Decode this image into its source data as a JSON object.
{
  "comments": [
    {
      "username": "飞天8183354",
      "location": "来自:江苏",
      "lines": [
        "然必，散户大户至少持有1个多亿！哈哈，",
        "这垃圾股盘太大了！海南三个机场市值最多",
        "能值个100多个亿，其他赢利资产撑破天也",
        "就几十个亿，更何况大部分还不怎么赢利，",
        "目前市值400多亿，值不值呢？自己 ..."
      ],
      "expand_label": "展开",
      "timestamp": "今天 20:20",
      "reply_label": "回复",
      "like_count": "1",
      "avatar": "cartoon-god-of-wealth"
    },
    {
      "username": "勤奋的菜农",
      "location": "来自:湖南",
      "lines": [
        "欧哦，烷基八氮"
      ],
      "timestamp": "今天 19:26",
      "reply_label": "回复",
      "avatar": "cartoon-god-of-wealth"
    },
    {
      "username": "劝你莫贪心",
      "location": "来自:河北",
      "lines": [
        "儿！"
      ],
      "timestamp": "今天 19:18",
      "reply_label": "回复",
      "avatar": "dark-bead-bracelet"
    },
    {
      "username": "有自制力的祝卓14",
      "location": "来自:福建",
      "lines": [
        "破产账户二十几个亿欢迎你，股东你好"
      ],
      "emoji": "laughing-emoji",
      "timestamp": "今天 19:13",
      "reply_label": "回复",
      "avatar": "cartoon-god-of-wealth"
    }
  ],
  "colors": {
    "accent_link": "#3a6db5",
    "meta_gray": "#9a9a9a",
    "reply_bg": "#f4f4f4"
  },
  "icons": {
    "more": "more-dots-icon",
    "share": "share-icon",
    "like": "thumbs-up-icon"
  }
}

━━━━

§ **What to work on**
Gather, from the listing above, every line carrying the word "timestamp".

§ **Task result**
      "timestamp": "今天 20:20",
      "timestamp": "今天 19:26",
      "timestamp": "今天 19:18",
      "timestamp": "今天 19:13",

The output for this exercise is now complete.